SELECTED EXCERPT:
■ ■ ■ ■ ■

To determine whether women with pelvic endometriosis are at increased fracture risk.

Design:

Historical cohort study.

Setting:

Population-based investigation using the data resources of the Rochester Epidemiology Project.

Patient(s):

From Olmsted County, Minnesota, 987 women with endometriosis that was first surgically visualized or histologically proven in 1970–1989.

Intervention(s):

None, observational study.

Main Outcome Measure(s):

Follow-up for fractures through complete inpatient and outpatient community medical records.

■ ■ ■ ■ ■

RECORDS:
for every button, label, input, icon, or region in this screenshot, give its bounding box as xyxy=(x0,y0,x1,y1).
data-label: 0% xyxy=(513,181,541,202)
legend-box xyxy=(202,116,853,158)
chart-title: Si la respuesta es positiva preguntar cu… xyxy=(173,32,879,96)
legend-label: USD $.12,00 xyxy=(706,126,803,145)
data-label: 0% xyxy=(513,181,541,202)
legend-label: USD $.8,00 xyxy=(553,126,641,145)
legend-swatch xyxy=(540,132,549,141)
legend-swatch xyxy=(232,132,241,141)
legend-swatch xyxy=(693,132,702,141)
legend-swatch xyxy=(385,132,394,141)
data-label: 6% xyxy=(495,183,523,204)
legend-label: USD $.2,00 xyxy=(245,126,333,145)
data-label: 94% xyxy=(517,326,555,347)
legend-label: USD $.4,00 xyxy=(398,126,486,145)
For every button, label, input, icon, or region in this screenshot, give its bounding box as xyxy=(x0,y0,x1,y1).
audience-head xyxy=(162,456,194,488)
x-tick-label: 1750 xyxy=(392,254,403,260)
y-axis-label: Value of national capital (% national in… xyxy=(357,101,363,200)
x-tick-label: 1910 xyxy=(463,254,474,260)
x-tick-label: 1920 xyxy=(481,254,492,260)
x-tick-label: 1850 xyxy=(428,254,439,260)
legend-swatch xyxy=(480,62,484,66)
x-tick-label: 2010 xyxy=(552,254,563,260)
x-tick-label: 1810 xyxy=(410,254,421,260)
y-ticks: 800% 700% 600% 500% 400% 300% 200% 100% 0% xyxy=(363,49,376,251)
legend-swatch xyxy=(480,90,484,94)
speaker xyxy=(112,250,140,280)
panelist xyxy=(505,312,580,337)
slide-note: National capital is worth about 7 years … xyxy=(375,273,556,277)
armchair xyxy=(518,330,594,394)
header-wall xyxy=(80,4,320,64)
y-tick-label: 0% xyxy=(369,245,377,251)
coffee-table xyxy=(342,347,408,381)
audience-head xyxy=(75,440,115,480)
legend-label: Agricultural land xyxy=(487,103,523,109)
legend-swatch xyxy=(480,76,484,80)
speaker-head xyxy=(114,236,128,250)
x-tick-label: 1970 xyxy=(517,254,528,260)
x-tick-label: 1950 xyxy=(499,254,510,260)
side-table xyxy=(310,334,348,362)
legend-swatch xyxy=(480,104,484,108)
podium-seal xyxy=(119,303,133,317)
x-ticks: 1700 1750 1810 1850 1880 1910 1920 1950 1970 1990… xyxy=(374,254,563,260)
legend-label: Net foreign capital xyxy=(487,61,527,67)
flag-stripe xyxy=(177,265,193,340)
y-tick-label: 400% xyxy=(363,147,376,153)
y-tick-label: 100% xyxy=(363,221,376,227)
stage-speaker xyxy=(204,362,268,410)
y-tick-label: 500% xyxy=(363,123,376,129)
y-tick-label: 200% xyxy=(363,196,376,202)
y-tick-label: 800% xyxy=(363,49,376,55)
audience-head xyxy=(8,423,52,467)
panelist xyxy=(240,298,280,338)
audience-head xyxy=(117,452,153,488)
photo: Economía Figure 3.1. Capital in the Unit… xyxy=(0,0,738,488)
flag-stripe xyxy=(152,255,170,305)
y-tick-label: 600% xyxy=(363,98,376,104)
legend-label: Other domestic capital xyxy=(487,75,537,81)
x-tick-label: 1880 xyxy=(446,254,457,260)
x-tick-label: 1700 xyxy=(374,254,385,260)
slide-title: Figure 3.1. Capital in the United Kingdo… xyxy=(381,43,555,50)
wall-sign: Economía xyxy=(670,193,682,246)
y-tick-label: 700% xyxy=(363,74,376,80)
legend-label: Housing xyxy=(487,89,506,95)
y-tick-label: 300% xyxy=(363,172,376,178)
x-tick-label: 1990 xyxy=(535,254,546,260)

■ ■ ■ ■ ■

TASK SET:
1) Answer these from the endometriosis study summary:
(a) What design does the study use?
(b) How many women were studied, and from which county?
(c) Through what records were the women followed for fractures?
2) Extend the endometriosis study summary past its final line, keeping its heading-and-entry format.

REPLIES:
1)
(a) A historical cohort study.
(b) 987 women from Olmsted County, Minnesota.
(c) Complete inpatient and outpatient community medical records.

2)
Result(s):

In 17,408 person-years of follow-up, 256 women experienced 449 different fractures. The cumulative incidence after 20 years (30.8%) was not elevated relative to that expected (30.6%). The independent predictors of any fracture included age (hazard ratio [HR] per 10 years: 1.61; 95% confidence interval [CI] 1.42–1.84]), corticosteroid use (HR: 2.78; 95% CI 1.48–5.24), prior hip, spine, or forearm fracture (HR: 1.82; 95% CI 1.10–3.02), and use of the selective estrogen receptor modulators, tamoxifen or raloxifene (HR: 4.34; 95% CI 2.14–8.81); physical activity was protective (HR: 0.40; 95% CI 0.18–0.88). There was no significant influence on fracture risk of surgery or other medical treatments for endometriosis.

Conclusion(s):

Despite reported adverse effects of treatment on bone density, there was no overall increase in long-term fracture risk in this unselected cohort of women with proven endometriosis (Fig 1).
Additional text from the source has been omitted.